**DATA PROVIDED**.
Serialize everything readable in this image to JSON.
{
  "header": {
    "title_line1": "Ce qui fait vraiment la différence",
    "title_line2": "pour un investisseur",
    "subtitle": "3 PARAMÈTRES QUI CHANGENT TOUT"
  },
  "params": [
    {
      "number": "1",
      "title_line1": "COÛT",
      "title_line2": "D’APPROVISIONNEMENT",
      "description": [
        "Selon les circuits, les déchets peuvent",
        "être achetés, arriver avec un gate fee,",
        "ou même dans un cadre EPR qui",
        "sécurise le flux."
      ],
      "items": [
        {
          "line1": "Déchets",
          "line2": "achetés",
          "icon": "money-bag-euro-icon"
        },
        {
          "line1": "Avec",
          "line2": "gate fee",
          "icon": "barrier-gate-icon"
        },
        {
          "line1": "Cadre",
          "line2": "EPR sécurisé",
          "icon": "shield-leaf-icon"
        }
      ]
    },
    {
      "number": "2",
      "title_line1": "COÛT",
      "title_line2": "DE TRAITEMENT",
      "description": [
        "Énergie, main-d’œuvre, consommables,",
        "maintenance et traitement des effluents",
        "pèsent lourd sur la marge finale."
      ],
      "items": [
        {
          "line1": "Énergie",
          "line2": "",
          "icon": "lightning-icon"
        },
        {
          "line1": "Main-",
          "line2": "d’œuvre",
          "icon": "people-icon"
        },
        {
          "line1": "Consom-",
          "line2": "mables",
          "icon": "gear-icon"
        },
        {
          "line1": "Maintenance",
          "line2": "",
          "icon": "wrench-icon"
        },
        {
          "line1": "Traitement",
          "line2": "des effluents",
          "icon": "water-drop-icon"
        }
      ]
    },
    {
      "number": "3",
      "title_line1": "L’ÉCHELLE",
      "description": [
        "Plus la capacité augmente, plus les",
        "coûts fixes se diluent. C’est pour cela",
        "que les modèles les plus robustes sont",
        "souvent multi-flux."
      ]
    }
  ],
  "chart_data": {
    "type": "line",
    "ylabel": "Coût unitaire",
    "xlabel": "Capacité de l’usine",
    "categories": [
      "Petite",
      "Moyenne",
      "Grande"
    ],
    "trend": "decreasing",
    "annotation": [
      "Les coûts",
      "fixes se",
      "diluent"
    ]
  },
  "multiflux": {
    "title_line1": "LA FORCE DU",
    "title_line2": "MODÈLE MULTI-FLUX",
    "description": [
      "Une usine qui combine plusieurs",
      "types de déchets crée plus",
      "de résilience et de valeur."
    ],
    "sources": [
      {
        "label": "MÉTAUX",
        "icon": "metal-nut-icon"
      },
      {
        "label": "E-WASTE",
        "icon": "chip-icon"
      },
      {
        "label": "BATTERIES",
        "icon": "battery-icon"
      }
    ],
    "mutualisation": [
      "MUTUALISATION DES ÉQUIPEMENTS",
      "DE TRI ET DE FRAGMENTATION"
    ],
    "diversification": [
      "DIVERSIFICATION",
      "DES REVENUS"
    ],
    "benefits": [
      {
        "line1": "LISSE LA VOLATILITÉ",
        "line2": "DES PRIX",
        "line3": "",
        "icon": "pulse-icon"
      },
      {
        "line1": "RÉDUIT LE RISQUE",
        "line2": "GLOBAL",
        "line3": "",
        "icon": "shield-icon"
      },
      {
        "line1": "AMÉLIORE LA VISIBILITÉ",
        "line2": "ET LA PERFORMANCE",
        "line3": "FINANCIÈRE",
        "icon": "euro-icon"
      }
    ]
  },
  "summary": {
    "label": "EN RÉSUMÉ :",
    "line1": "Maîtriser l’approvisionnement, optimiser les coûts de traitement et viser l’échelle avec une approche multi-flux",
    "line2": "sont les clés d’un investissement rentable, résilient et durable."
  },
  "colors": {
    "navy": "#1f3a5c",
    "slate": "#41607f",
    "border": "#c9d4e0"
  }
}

**REQUEST**.
Take each line of the material that contains the word "shield" and list it.

**ANSWER TO THE TASK**.
          "icon": "shield-leaf-icon"
        "icon": "shield-icon"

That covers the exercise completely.